▶ **To be done**
Copy all entries without alteration and skip the pictures they hold.

— Begin Material for this exercise —

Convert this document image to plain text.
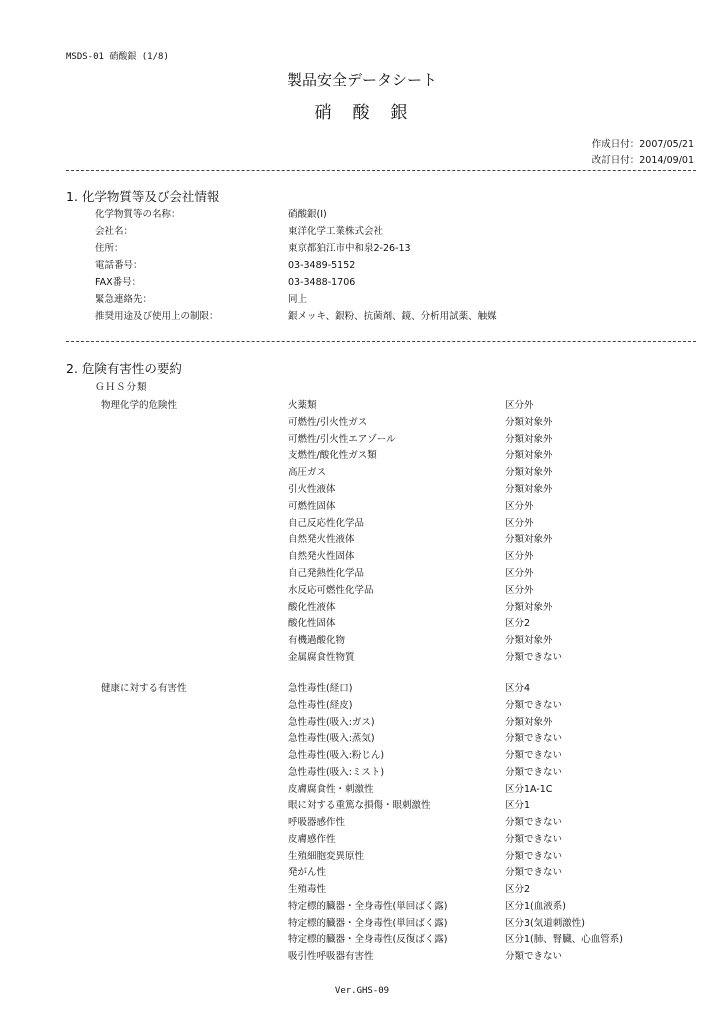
MSDS-01 硝酸銀 (1/8)
製品安全データシート
硝　酸　銀
作成日付：2007/05/21
改訂日付：2014/09/01
1. 化学物質等及び会社情報
化学物質等の名称：	硝酸銀(Ⅰ)
会社名：	東洋化学工業株式会社
住所：	東京都狛江市中和泉2-26-13
電話番号：	03-3489-5152
FAX番号：	03-3488-1706
緊急連絡先：	同上
推奨用途及び使用上の制限：	銀メッキ、銀粉、抗菌剤、鏡、分析用試薬、触媒
2. 危険有害性の要約
ＧＨＳ分類
物理化学的危険性	火薬類	区分外
可燃性/引火性ガス	分類対象外
可燃性/引火性エアゾール	分類対象外
支燃性/酸化性ガス類	分類対象外
高圧ガス	分類対象外
引火性液体	分類対象外
可燃性固体	区分外
自己反応性化学品	区分外
自然発火性液体	分類対象外
自然発火性固体	区分外
自己発熱性化学品	区分外
水反応可燃性化学品	区分外
酸化性液体	分類対象外
酸化性固体	区分2
有機過酸化物	分類対象外
金属腐食性物質	分類できない
健康に対する有害性	急性毒性(経口)	区分4
急性毒性(経皮)	分類できない
急性毒性(吸入:ガス)	分類対象外
急性毒性(吸入:蒸気)	分類できない
急性毒性(吸入:粉じん)	分類できない
急性毒性(吸入:ミスト)	分類できない
皮膚腐食性・刺激性	区分1A-1C
眼に対する重篤な損傷・眼刺激性	区分1
呼吸器感作性	分類できない
皮膚感作性	分類できない
生殖細胞変異原性	分類できない
発がん性	分類できない
生殖毒性	区分2
特定標的臓器・全身毒性(単回ばく露)	区分1(血液系)
特定標的臓器・全身毒性(単回ばく露)	区分3(気道刺激性)
特定標的臓器・全身毒性(反復ばく露)	区分1(肺、腎臓、心血管系)
吸引性呼吸器有害性	分類できない
Ver.GHS-09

— End Material for this exercise —

▶ **Reply to the task**
Convert this document image to plain text.
MSDS-01 硝酸銀 (1/8)
製品安全データシート
硝　酸　銀
作成日付：2007/05/21
改訂日付：2014/09/01
1. 化学物質等及び会社情報
化学物質等の名称：	硝酸銀(Ⅰ)
会社名：	東洋化学工業株式会社
住所：	東京都狛江市中和泉2-26-13
電話番号：	03-3489-5152
FAX番号：	03-3488-1706
緊急連絡先：	同上
推奨用途及び使用上の制限：	銀メッキ、銀粉、抗菌剤、鏡、分析用試薬、触媒
2. 危険有害性の要約
ＧＨＳ分類
物理化学的危険性	火薬類	区分外
可燃性/引火性ガス	分類対象外
可燃性/引火性エアゾール	分類対象外
支燃性/酸化性ガス類	分類対象外
高圧ガス	分類対象外
引火性液体	分類対象外
可燃性固体	区分外
自己反応性化学品	区分外
自然発火性液体	分類対象外
自然発火性固体	区分外
自己発熱性化学品	区分外
水反応可燃性化学品	区分外
酸化性液体	分類対象外
酸化性固体	区分2
有機過酸化物	分類対象外
金属腐食性物質	分類できない
健康に対する有害性	急性毒性(経口)	区分4
急性毒性(経皮)	分類できない
急性毒性(吸入:ガス)	分類対象外
急性毒性(吸入:蒸気)	分類できない
急性毒性(吸入:粉じん)	分類できない
急性毒性(吸入:ミスト)	分類できない
皮膚腐食性・刺激性	区分1A-1C
眼に対する重篤な損傷・眼刺激性	区分1
呼吸器感作性	分類できない
皮膚感作性	分類できない
生殖細胞変異原性	分類できない
発がん性	分類できない
生殖毒性	区分2
特定標的臓器・全身毒性(単回ばく露)	区分1(血液系)
特定標的臓器・全身毒性(単回ばく露)	区分3(気道刺激性)
特定標的臓器・全身毒性(反復ばく露)	区分1(肺、腎臓、心血管系)
吸引性呼吸器有害性	分類できない
Ver.GHS-09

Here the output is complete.